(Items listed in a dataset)
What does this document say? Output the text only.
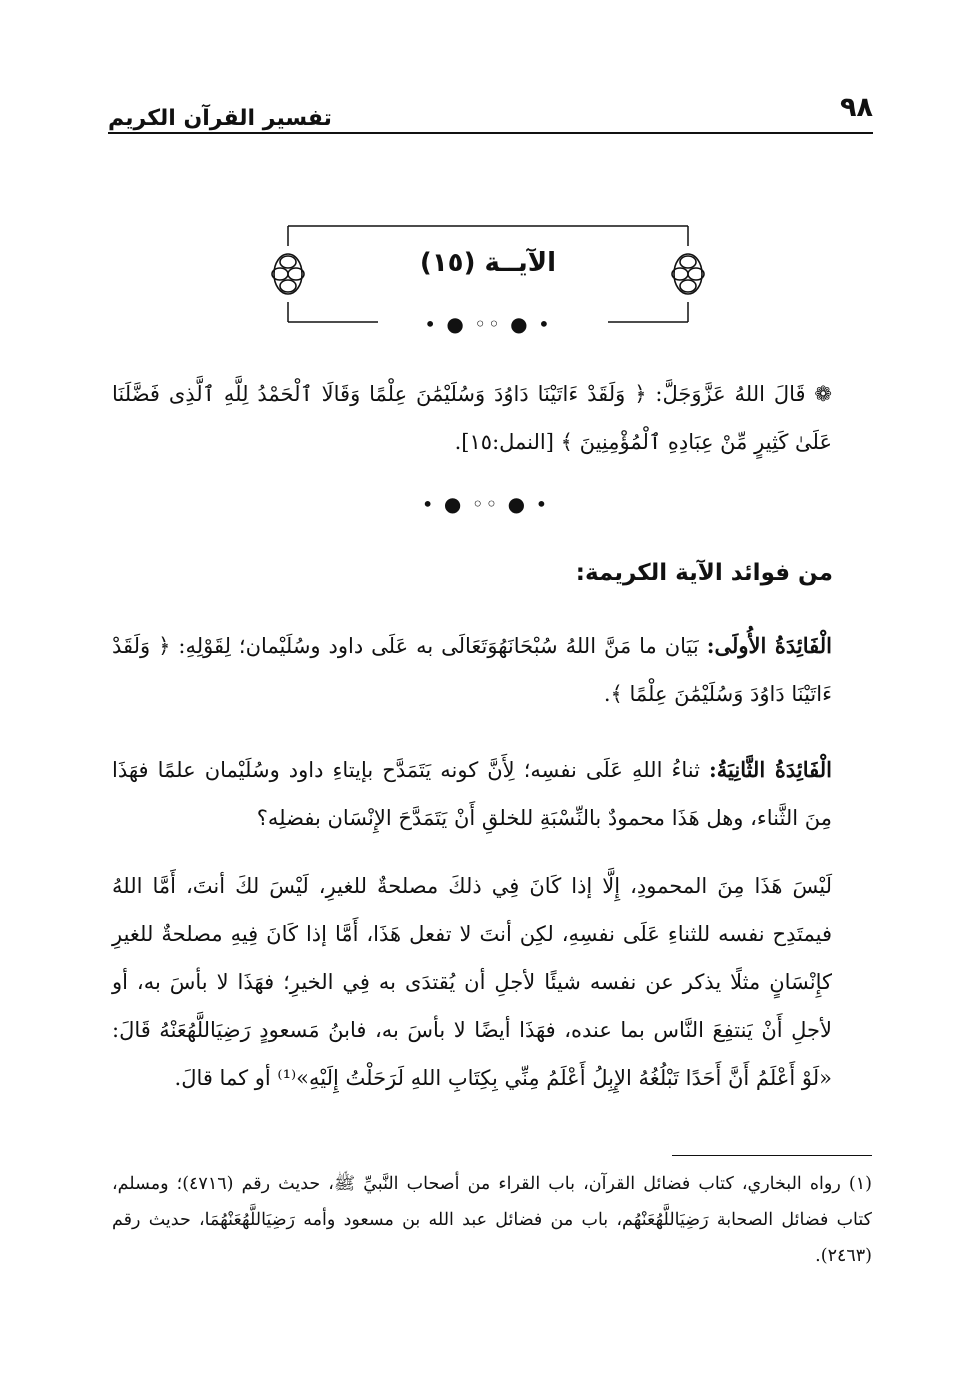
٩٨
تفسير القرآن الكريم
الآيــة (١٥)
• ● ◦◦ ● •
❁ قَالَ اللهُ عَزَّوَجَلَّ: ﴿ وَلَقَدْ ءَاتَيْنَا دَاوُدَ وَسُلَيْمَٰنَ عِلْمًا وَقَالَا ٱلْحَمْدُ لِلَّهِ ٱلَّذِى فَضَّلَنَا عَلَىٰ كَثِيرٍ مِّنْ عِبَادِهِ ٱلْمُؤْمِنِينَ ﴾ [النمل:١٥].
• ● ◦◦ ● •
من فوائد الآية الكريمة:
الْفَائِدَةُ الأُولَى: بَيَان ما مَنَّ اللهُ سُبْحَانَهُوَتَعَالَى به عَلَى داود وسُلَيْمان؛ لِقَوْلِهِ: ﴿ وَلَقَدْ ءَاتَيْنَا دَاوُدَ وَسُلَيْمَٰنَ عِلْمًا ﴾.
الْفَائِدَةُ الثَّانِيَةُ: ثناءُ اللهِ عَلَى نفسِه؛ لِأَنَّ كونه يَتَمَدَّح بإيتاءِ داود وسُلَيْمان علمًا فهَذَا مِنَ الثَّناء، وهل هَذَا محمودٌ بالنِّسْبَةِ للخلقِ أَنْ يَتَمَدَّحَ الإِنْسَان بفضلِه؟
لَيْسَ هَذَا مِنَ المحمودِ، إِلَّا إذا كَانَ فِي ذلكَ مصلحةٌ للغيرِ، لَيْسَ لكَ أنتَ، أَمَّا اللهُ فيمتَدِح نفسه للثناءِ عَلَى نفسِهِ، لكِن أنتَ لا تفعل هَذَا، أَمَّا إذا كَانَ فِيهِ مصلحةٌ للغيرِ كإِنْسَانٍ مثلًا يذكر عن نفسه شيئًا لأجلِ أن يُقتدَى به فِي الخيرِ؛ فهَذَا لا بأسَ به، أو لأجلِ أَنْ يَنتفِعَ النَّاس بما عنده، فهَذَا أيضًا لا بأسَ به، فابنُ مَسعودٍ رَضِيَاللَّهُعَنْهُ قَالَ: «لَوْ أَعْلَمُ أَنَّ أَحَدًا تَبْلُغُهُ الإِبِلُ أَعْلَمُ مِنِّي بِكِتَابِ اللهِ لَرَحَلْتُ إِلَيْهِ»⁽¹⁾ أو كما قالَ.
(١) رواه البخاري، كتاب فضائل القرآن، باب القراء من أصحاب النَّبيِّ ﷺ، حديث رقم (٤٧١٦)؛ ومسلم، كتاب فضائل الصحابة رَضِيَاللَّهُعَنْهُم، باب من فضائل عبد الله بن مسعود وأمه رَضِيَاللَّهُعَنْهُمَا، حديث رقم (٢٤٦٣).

==

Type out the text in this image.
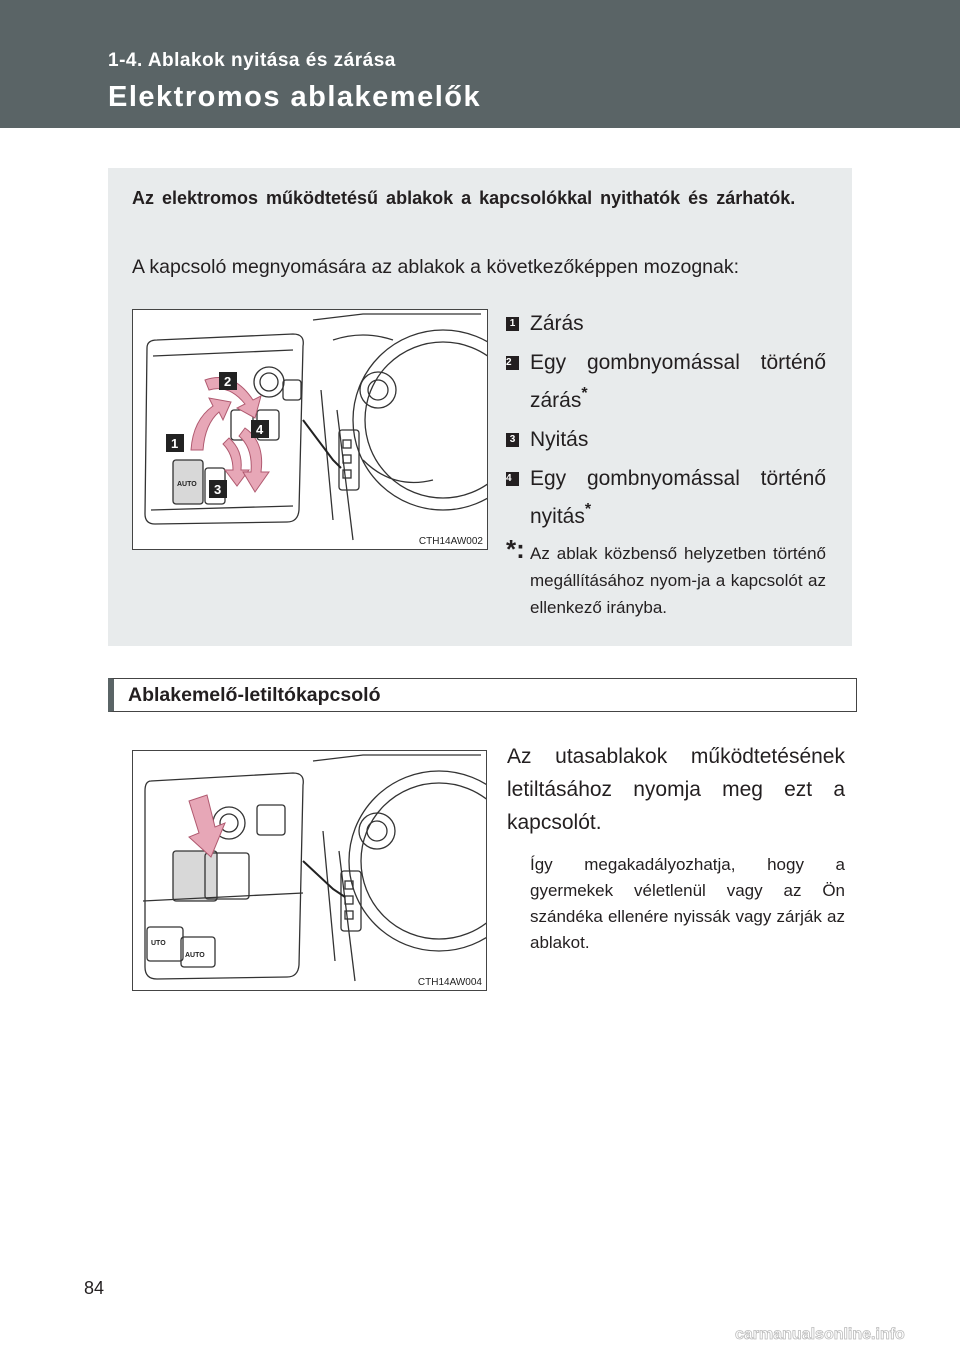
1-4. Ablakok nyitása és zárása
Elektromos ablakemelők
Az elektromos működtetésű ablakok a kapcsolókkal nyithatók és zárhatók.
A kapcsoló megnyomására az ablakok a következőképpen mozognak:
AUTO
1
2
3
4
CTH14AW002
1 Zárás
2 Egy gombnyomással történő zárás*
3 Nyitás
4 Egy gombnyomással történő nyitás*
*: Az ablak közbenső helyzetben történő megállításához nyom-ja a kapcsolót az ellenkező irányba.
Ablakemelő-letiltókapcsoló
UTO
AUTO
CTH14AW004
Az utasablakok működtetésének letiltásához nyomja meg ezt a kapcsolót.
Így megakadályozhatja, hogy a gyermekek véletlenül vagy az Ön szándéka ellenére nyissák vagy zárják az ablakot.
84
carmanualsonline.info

__What to do__. Extract every line above that contains the word "القرآن".

__Result of the task__.
تفسير القرآن الكريم
(١) رواه البخاري، كتاب فضائل القرآن، باب القراء من أصحاب النَّبيِّ ﷺ، حديث رقم (٤٧١٦)؛ ومسلم، كتاب فضائل الصحابة رَضِيَاللَّهُعَنْهُم، باب من فضائل عبد الله بن مسعود وأمه رَضِيَاللَّهُعَنْهُمَا، حديث رقم (٢٤٦٣).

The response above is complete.